Instructions to follow.
Below is a block of records; return all of them exactly, but without the images.

The data.

+ + +

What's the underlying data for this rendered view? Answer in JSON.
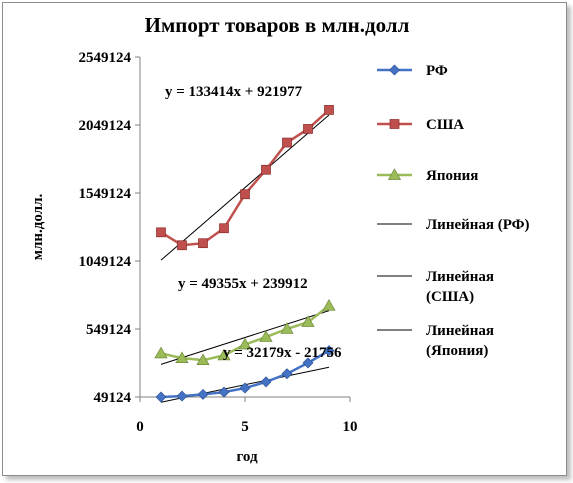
{
  "chart_data": {
    "type": "line",
    "title": "Импорт товаров в млн.долл",
    "xlabel": "год",
    "ylabel": "млн.долл.",
    "xlim": [
      0,
      10
    ],
    "ylim": [
      49124,
      2549124
    ],
    "xticks": [
      "0",
      "5",
      "10"
    ],
    "yticks": [
      "49124",
      "549124",
      "1049124",
      "1549124",
      "2049124",
      "2549124"
    ],
    "x": [
      1,
      2,
      3,
      4,
      5,
      6,
      7,
      8,
      9
    ],
    "series": [
      {
        "name": "РФ",
        "color": "#4472c4",
        "marker": "diamond",
        "values": [
          49124,
          56000,
          68000,
          85000,
          115000,
          160000,
          220000,
          300000,
          390000
        ]
      },
      {
        "name": "США",
        "color": "#c0504d",
        "marker": "square",
        "values": [
          1260000,
          1165000,
          1180000,
          1290000,
          1540000,
          1720000,
          1920000,
          2020000,
          2160000
        ]
      },
      {
        "name": "Япония",
        "color": "#9bbb59",
        "marker": "triangle",
        "values": [
          370000,
          335000,
          320000,
          355000,
          435000,
          490000,
          550000,
          600000,
          720000
        ]
      }
    ],
    "trendlines": [
      {
        "name": "Линейная (РФ)",
        "slope": 32179,
        "intercept": -21756,
        "equation": "y = 32179x - 21756"
      },
      {
        "name": "Линейная (США)",
        "slope": 133414,
        "intercept": 921977,
        "equation": "y = 133414x + 921977"
      },
      {
        "name": "Линейная (Япония)",
        "slope": 49355,
        "intercept": 239912,
        "equation": "y = 49355x + 239912"
      }
    ],
    "legend_position": "right",
    "legend": [
      {
        "label": "РФ",
        "kind": "series",
        "index": 0
      },
      {
        "label": "США",
        "kind": "series",
        "index": 1
      },
      {
        "label": "Япония",
        "kind": "series",
        "index": 2
      },
      {
        "label_lines": [
          "Линейная (РФ)"
        ],
        "kind": "trend",
        "index": 0
      },
      {
        "label_lines": [
          "Линейная",
          "(США)"
        ],
        "kind": "trend",
        "index": 1
      },
      {
        "label_lines": [
          "Линейная",
          "(Япония)"
        ],
        "kind": "trend",
        "index": 2
      }
    ],
    "grid": false
  }
}
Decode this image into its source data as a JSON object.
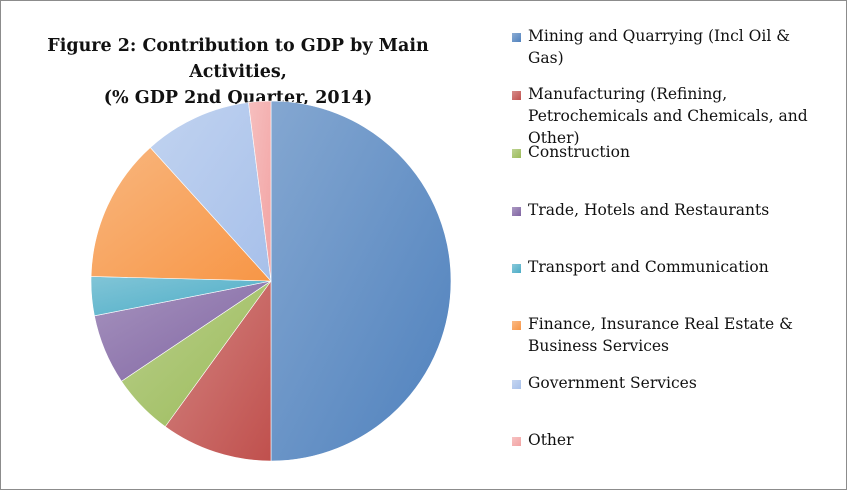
{
  "chart_data": {
    "type": "pie",
    "title_lines": [
      "Figure 2: Contribution to GDP by Main Activities,",
      "(% GDP 2nd Quarter, 2014)"
    ],
    "start_angle_deg": 0,
    "direction": "clockwise",
    "slices": [
      {
        "label": "Mining and Quarrying (Incl Oil & Gas)",
        "value": 50.0,
        "color": "#4f81bd"
      },
      {
        "label": "Manufacturing (Refining, Petrochemicals and Chemicals, and Other)",
        "value": 10.0,
        "color": "#c0504d"
      },
      {
        "label": "Construction",
        "value": 5.6,
        "color": "#9bbb59"
      },
      {
        "label": "Trade, Hotels and Restaurants",
        "value": 6.3,
        "color": "#8064a2"
      },
      {
        "label": "Transport and Communication",
        "value": 3.5,
        "color": "#4bacc6"
      },
      {
        "label": "Finance, Insurance Real Estate & Business  Services",
        "value": 12.9,
        "color": "#f79646"
      },
      {
        "label": "Government Services",
        "value": 9.7,
        "color": "#a7c0ea"
      },
      {
        "label": "Other",
        "value": 2.0,
        "color": "#f2a3a3"
      }
    ],
    "legend_position": "right"
  }
}
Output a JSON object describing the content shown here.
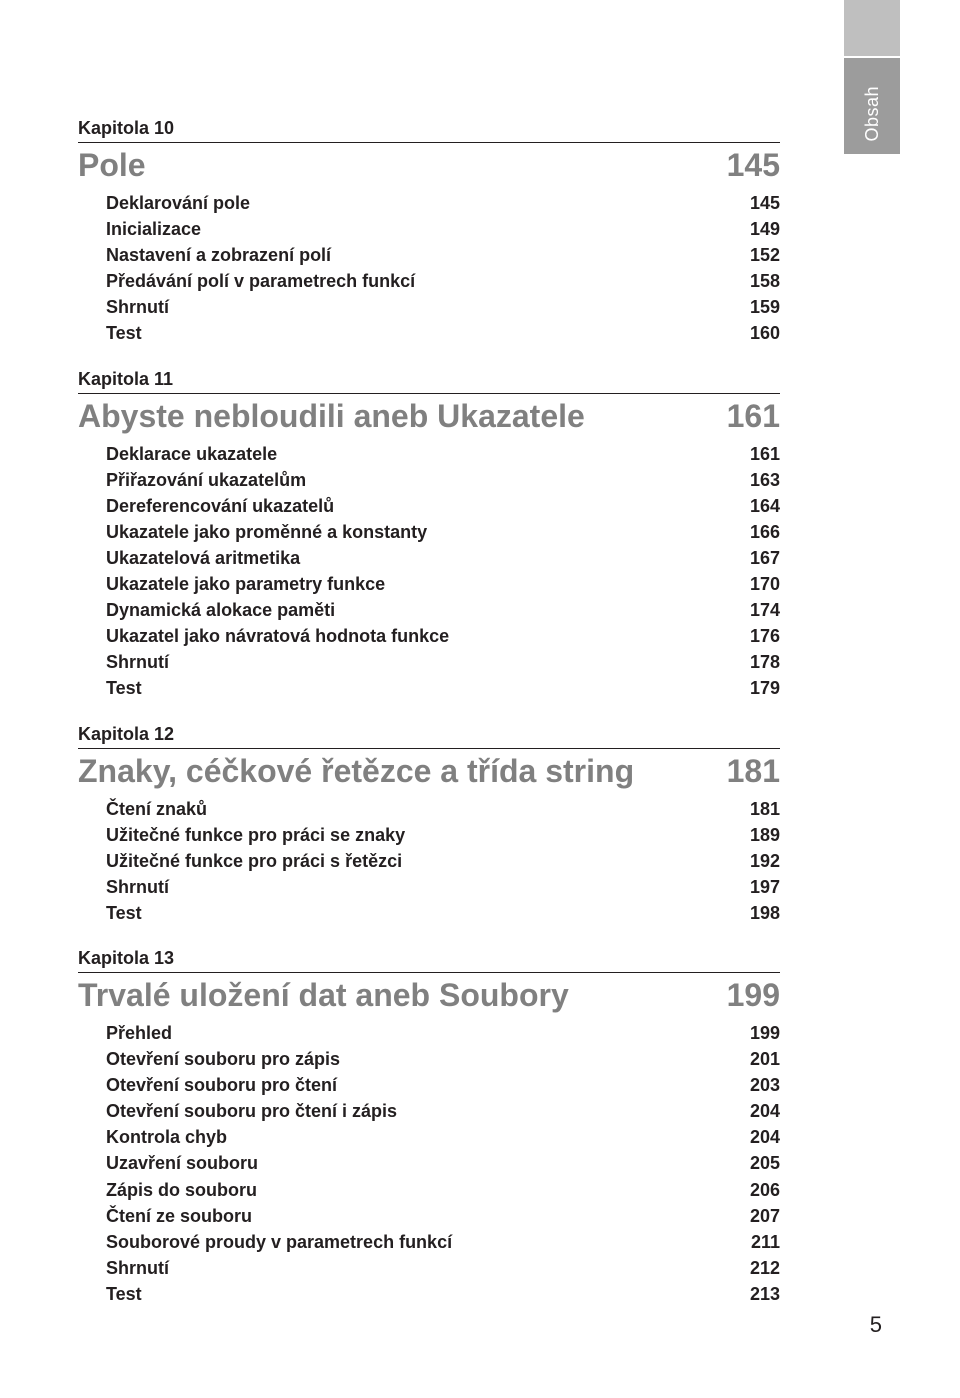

+ + +

Task result.
What's the underlying data for this rendered view? Answer in JSON.
{
  "chart_data": {
    "type": "line",
    "title": "Импорт товаров в млн.долл",
    "xlabel": "год",
    "ylabel": "млн.долл.",
    "xlim": [
      0,
      10
    ],
    "ylim": [
      49124,
      2549124
    ],
    "xticks": [
      "0",
      "5",
      "10"
    ],
    "yticks": [
      "49124",
      "549124",
      "1049124",
      "1549124",
      "2049124",
      "2549124"
    ],
    "x": [
      1,
      2,
      3,
      4,
      5,
      6,
      7,
      8,
      9
    ],
    "series": [
      {
        "name": "РФ",
        "color": "#4472c4",
        "marker": "diamond",
        "values": [
          49124,
          56000,
          68000,
          85000,
          115000,
          160000,
          220000,
          300000,
          390000
        ]
      },
      {
        "name": "США",
        "color": "#c0504d",
        "marker": "square",
        "values": [
          1260000,
          1165000,
          1180000,
          1290000,
          1540000,
          1720000,
          1920000,
          2020000,
          2160000
        ]
      },
      {
        "name": "Япония",
        "color": "#9bbb59",
        "marker": "triangle",
        "values": [
          370000,
          335000,
          320000,
          355000,
          435000,
          490000,
          550000,
          600000,
          720000
        ]
      }
    ],
    "trendlines": [
      {
        "name": "Линейная (РФ)",
        "slope": 32179,
        "intercept": -21756,
        "equation": "y = 32179x - 21756"
      },
      {
        "name": "Линейная (США)",
        "slope": 133414,
        "intercept": 921977,
        "equation": "y = 133414x + 921977"
      },
      {
        "name": "Линейная (Япония)",
        "slope": 49355,
        "intercept": 239912,
        "equation": "y = 49355x + 239912"
      }
    ],
    "legend_position": "right",
    "legend": [
      {
        "label": "РФ",
        "kind": "series",
        "index": 0
      },
      {
        "label": "США",
        "kind": "series",
        "index": 1
      },
      {
        "label": "Япония",
        "kind": "series",
        "index": 2
      },
      {
        "label_lines": [
          "Линейная (РФ)"
        ],
        "kind": "trend",
        "index": 0
      },
      {
        "label_lines": [
          "Линейная",
          "(США)"
        ],
        "kind": "trend",
        "index": 1
      },
      {
        "label_lines": [
          "Линейная",
          "(Япония)"
        ],
        "kind": "trend",
        "index": 2
      }
    ],
    "grid": false
  }
}
Decode this image into its source data as a JSON object.
{
  "chart_data": {
    "type": "pie",
    "title_lines": [
      "Figure 2: Contribution to GDP by Main Activities,",
      "(% GDP 2nd Quarter, 2014)"
    ],
    "start_angle_deg": 0,
    "direction": "clockwise",
    "slices": [
      {
        "label": "Mining and Quarrying (Incl Oil & Gas)",
        "value": 50.0,
        "color": "#4f81bd"
      },
      {
        "label": "Manufacturing (Refining, Petrochemicals and Chemicals, and Other)",
        "value": 10.0,
        "color": "#c0504d"
      },
      {
        "label": "Construction",
        "value": 5.6,
        "color": "#9bbb59"
      },
      {
        "label": "Trade, Hotels and Restaurants",
        "value": 6.3,
        "color": "#8064a2"
      },
      {
        "label": "Transport and Communication",
        "value": 3.5,
        "color": "#4bacc6"
      },
      {
        "label": "Finance, Insurance Real Estate & Business  Services",
        "value": 12.9,
        "color": "#f79646"
      },
      {
        "label": "Government Services",
        "value": 9.7,
        "color": "#a7c0ea"
      },
      {
        "label": "Other",
        "value": 2.0,
        "color": "#f2a3a3"
      }
    ],
    "legend_position": "right"
  }
}
Output a JSON object describing the content shown here.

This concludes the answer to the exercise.